**Work instructions:**
Read the records and write them out again exactly.

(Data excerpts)

◇ ◇ ◇ ◇ ◇

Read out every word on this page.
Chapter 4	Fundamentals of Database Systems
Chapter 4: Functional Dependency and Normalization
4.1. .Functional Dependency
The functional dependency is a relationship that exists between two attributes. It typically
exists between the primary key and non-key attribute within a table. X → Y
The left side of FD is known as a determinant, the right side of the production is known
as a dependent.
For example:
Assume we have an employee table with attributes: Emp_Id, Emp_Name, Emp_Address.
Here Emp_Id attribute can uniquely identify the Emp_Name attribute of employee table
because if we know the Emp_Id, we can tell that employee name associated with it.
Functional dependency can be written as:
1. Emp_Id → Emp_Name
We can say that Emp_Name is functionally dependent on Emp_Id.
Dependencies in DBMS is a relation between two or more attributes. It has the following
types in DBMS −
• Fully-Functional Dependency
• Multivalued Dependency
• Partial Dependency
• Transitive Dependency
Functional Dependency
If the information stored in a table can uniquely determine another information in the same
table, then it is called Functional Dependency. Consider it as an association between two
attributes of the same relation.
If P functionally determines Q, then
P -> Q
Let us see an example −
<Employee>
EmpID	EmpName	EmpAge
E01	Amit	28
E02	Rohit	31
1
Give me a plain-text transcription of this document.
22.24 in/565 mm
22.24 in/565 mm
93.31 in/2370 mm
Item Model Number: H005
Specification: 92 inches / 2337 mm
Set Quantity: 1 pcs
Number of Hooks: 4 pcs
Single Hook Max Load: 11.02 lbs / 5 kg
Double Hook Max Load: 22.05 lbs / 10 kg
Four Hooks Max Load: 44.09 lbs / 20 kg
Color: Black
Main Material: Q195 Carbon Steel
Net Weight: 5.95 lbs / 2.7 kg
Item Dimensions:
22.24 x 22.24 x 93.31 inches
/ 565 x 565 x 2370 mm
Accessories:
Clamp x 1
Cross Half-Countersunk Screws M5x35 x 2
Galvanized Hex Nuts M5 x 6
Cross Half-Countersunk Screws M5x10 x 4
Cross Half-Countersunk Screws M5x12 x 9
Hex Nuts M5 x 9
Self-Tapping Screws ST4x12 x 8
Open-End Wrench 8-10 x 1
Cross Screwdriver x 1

◇ ◇ ◇ ◇ ◇

**Solved exercise:**
Read out every word on this page.
Chapter 4	Fundamentals of Database Systems
Chapter 4: Functional Dependency and Normalization
4.1. .Functional Dependency
The functional dependency is a relationship that exists between two attributes. It typically
exists between the primary key and non-key attribute within a table. X → Y
The left side of FD is known as a determinant, the right side of the production is known
as a dependent.
For example:
Assume we have an employee table with attributes: Emp_Id, Emp_Name, Emp_Address.
Here Emp_Id attribute can uniquely identify the Emp_Name attribute of employee table
because if we know the Emp_Id, we can tell that employee name associated with it.
Functional dependency can be written as:
1. Emp_Id → Emp_Name
We can say that Emp_Name is functionally dependent on Emp_Id.
Dependencies in DBMS is a relation between two or more attributes. It has the following
types in DBMS −
• Fully-Functional Dependency
• Multivalued Dependency
• Partial Dependency
• Transitive Dependency
Functional Dependency
If the information stored in a table can uniquely determine another information in the same
table, then it is called Functional Dependency. Consider it as an association between two
attributes of the same relation.
If P functionally determines Q, then
P -> Q
Let us see an example −
<Employee>
EmpID	EmpName	EmpAge
E01	Amit	28
E02	Rohit	31
1
Give me a plain-text transcription of this document.
22.24 in/565 mm
22.24 in/565 mm
93.31 in/2370 mm
Item Model Number: H005
Specification: 92 inches / 2337 mm
Set Quantity: 1 pcs
Number of Hooks: 4 pcs
Single Hook Max Load: 11.02 lbs / 5 kg
Double Hook Max Load: 22.05 lbs / 10 kg
Four Hooks Max Load: 44.09 lbs / 20 kg
Color: Black
Main Material: Q195 Carbon Steel
Net Weight: 5.95 lbs / 2.7 kg
Item Dimensions:
22.24 x 22.24 x 93.31 inches
/ 565 x 565 x 2370 mm
Accessories:
Clamp x 1
Cross Half-Countersunk Screws M5x35 x 2
Galvanized Hex Nuts M5 x 6
Cross Half-Countersunk Screws M5x10 x 4
Cross Half-Countersunk Screws M5x12 x 9
Hex Nuts M5 x 9
Self-Tapping Screws ST4x12 x 8
Open-End Wrench 8-10 x 1
Cross Screwdriver x 1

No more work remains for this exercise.